### THE RECORDS

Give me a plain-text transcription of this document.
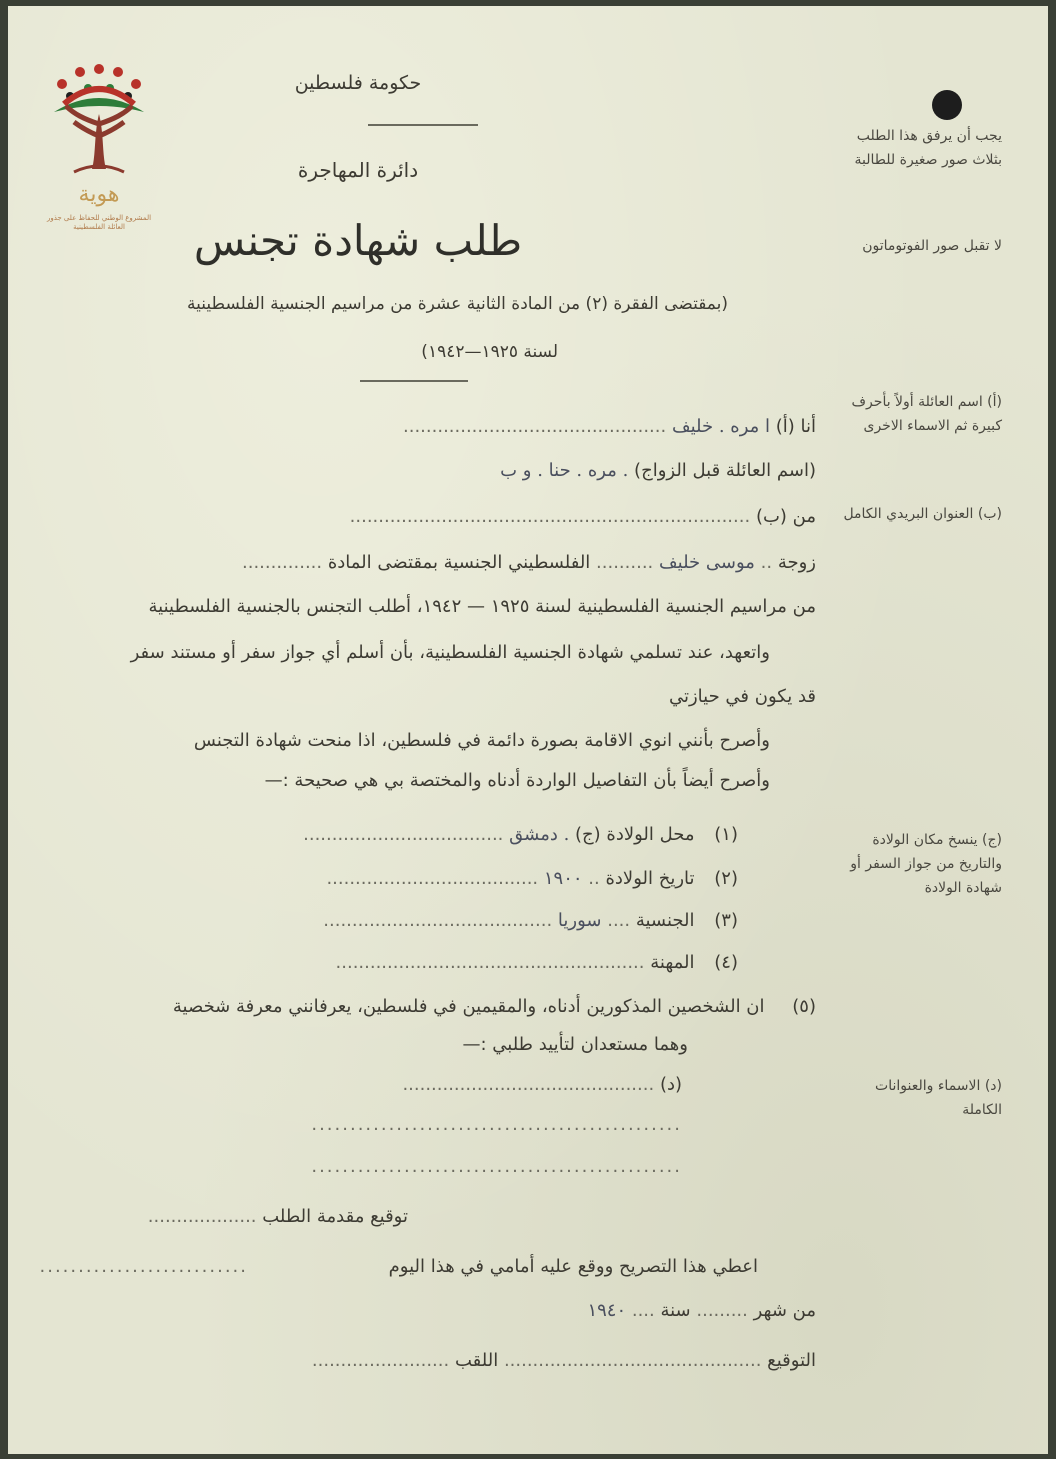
هوية
المشروع الوطني للحفاظ على جذور العائلة الفلسطينية
حكومة فلسطين
دائرة المهاجرة
طلب شهادة تجنس
(بمقتضى الفقرة (٢) من المادة الثانية عشرة من مراسيم الجنسية الفلسطينية
لسنة ١٩٢٥—١٩٤٢)
يجب أن يرفق هذا الطلب بثلاث صور صغيرة للطالبة
لا تقبل صور الفوتوماتون
(أ) اسم العائلة أولاً بأحرف كبيرة ثم الاسماء الاخرى
(ب) العنوان البريدي الكامل
(ج) ينسخ مكان الولادة والتاريخ من جواز السفر أو شهادة الولادة
(د) الاسماء والعنوانات الكاملة
أنا (أ) ا مره . خليف ..............................................
(اسم العائلة قبل الزواج) . مره . حنا . و ب
من (ب) ......................................................................
زوجة .. موسى خليف .......... الفلسطيني الجنسية بمقتضى المادة ..............
من مراسيم الجنسية الفلسطينية لسنة ١٩٢٥ — ١٩٤٢، أطلب التجنس بالجنسية الفلسطينية
واتعهد، عند تسلمي شهادة الجنسية الفلسطينية، بأن أسلم أي جواز سفر أو مستند سفر
قد يكون في حيازتي
وأصرح بأنني انوي الاقامة بصورة دائمة في فلسطين، اذا منحت شهادة التجنس
وأصرح أيضاً بأن التفاصيل الواردة أدناه والمختصة بي هي صحيحة :—
(١) محل الولادة (ج) . دمشق ...................................
(٢) تاريخ الولادة .. ١٩٠٠ .....................................
(٣) الجنسية .... سوريا ........................................
(٤) المهنة ......................................................
(٥) ان الشخصين المذكورين أدناه، والمقيمين في فلسطين، يعرفانني معرفة شخصية
وهما مستعدان لتأييد طلبي :—
(د) ............................................
................................................
................................................
توقيع مقدمة الطلب ...................
اعطي هذا التصريح ووقع عليه أمامي في هذا اليوم
...........................
من شهر ......... سنة .... ١٩٤٠
التوقيع ............................................. اللقب ........................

######

_SHORT TASK:_
Exclude the pictures, and transcribe all of the material exactly.

_COMPLETED TASK:_
Give me a plain-text transcription of this document.
هوية
المشروع الوطني للحفاظ على جذور العائلة الفلسطينية
حكومة فلسطين
دائرة المهاجرة
طلب شهادة تجنس
(بمقتضى الفقرة (٢) من المادة الثانية عشرة من مراسيم الجنسية الفلسطينية
لسنة ١٩٢٥—١٩٤٢)
يجب أن يرفق هذا الطلب بثلاث صور صغيرة للطالبة
لا تقبل صور الفوتوماتون
(أ) اسم العائلة أولاً بأحرف كبيرة ثم الاسماء الاخرى
(ب) العنوان البريدي الكامل
(ج) ينسخ مكان الولادة والتاريخ من جواز السفر أو شهادة الولادة
(د) الاسماء والعنوانات الكاملة
أنا (أ) ا مره . خليف ..............................................
(اسم العائلة قبل الزواج) . مره . حنا . و ب
من (ب) ......................................................................
زوجة .. موسى خليف .......... الفلسطيني الجنسية بمقتضى المادة ..............
من مراسيم الجنسية الفلسطينية لسنة ١٩٢٥ — ١٩٤٢، أطلب التجنس بالجنسية الفلسطينية
واتعهد، عند تسلمي شهادة الجنسية الفلسطينية، بأن أسلم أي جواز سفر أو مستند سفر
قد يكون في حيازتي
وأصرح بأنني انوي الاقامة بصورة دائمة في فلسطين، اذا منحت شهادة التجنس
وأصرح أيضاً بأن التفاصيل الواردة أدناه والمختصة بي هي صحيحة :—
(١) محل الولادة (ج) . دمشق ...................................
(٢) تاريخ الولادة .. ١٩٠٠ .....................................
(٣) الجنسية .... سوريا ........................................
(٤) المهنة ......................................................
(٥) ان الشخصين المذكورين أدناه، والمقيمين في فلسطين، يعرفانني معرفة شخصية
وهما مستعدان لتأييد طلبي :—
(د) ............................................
................................................
................................................
توقيع مقدمة الطلب ...................
اعطي هذا التصريح ووقع عليه أمامي في هذا اليوم
...........................
من شهر ......... سنة .... ١٩٤٠
التوقيع ............................................. اللقب ........................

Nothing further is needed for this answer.